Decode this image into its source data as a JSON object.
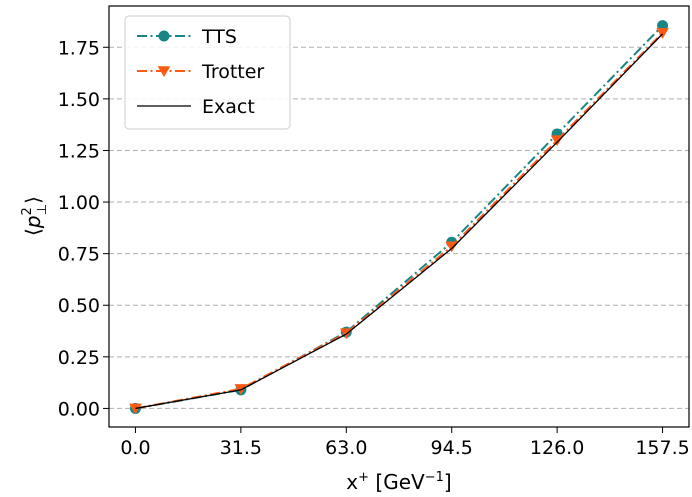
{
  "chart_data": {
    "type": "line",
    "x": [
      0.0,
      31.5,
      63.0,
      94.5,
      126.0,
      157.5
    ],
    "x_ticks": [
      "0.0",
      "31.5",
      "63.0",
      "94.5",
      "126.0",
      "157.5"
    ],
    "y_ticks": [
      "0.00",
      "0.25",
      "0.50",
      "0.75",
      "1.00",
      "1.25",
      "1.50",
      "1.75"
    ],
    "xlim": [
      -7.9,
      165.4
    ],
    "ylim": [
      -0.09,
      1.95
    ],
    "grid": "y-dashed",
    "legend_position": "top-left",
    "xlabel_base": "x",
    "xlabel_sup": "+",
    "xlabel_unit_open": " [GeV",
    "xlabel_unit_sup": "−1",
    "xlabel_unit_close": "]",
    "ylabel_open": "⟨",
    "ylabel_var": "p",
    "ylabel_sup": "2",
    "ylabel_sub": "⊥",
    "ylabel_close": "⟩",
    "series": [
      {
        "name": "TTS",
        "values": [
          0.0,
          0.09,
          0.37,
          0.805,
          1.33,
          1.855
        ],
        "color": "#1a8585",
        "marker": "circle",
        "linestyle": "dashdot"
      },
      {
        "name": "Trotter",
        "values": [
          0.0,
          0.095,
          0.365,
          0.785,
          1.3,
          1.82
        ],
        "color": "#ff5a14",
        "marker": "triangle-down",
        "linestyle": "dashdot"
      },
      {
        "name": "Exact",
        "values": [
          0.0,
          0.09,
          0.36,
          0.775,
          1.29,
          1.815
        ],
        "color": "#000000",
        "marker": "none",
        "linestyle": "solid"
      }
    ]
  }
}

...

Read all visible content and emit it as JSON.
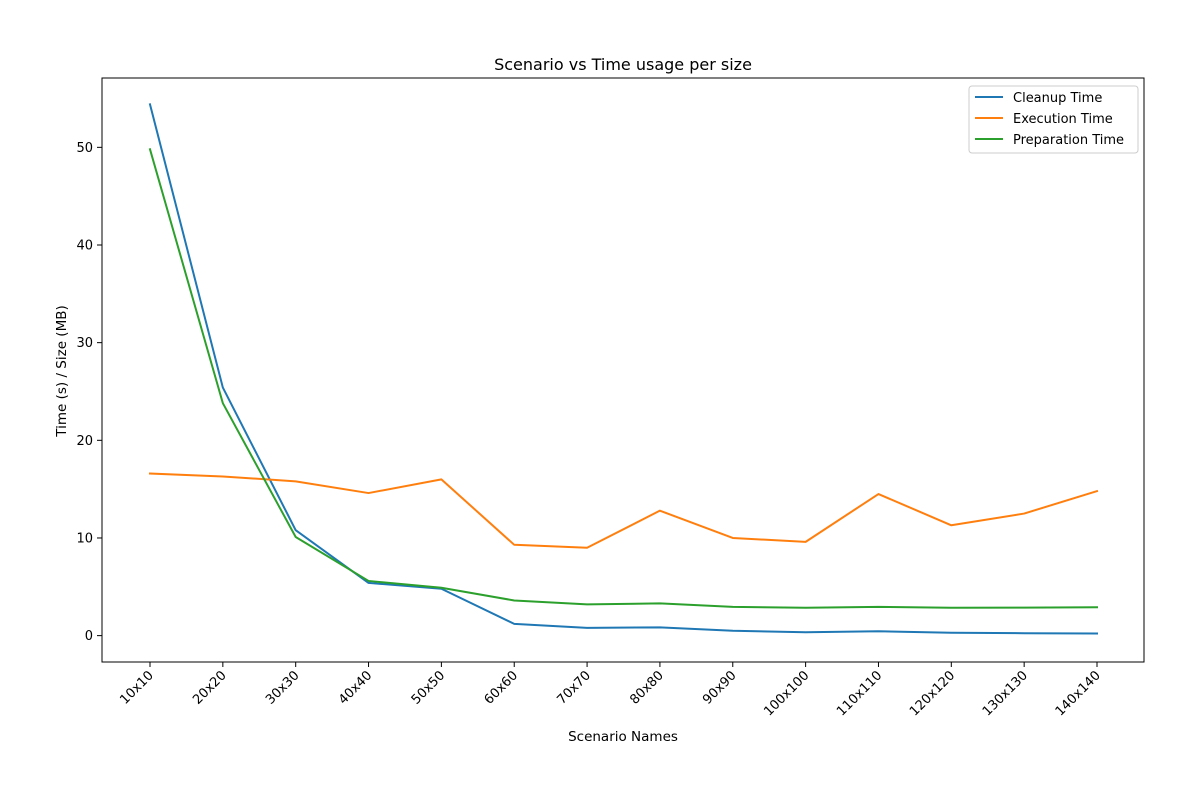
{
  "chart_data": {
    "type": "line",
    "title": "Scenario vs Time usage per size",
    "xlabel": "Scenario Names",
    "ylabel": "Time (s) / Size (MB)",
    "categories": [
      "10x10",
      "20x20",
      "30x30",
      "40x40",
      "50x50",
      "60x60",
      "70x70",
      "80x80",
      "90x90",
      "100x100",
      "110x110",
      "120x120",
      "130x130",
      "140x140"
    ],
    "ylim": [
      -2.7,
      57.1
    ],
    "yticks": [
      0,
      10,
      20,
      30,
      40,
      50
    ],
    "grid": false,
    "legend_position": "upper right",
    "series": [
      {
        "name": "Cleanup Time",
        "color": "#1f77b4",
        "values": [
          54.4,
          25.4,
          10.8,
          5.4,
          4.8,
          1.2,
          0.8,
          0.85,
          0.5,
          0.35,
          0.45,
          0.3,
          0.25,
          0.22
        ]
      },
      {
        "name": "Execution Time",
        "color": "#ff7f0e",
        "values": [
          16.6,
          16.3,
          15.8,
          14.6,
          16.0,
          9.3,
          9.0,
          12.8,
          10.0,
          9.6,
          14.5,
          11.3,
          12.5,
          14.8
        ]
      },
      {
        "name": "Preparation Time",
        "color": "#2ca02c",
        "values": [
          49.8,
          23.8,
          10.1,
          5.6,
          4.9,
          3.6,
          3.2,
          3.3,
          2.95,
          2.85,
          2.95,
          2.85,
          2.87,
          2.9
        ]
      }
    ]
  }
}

- [Stated goal]
In the entries above, find each line with the word "color" and show it.

- [Result of the exercise]
        "color": "#1a8585",
        "color": "#ff5a14",
        "color": "#000000",
        "color": "#1f77b4",
        "color": "#ff7f0e",
        "color": "#2ca02c",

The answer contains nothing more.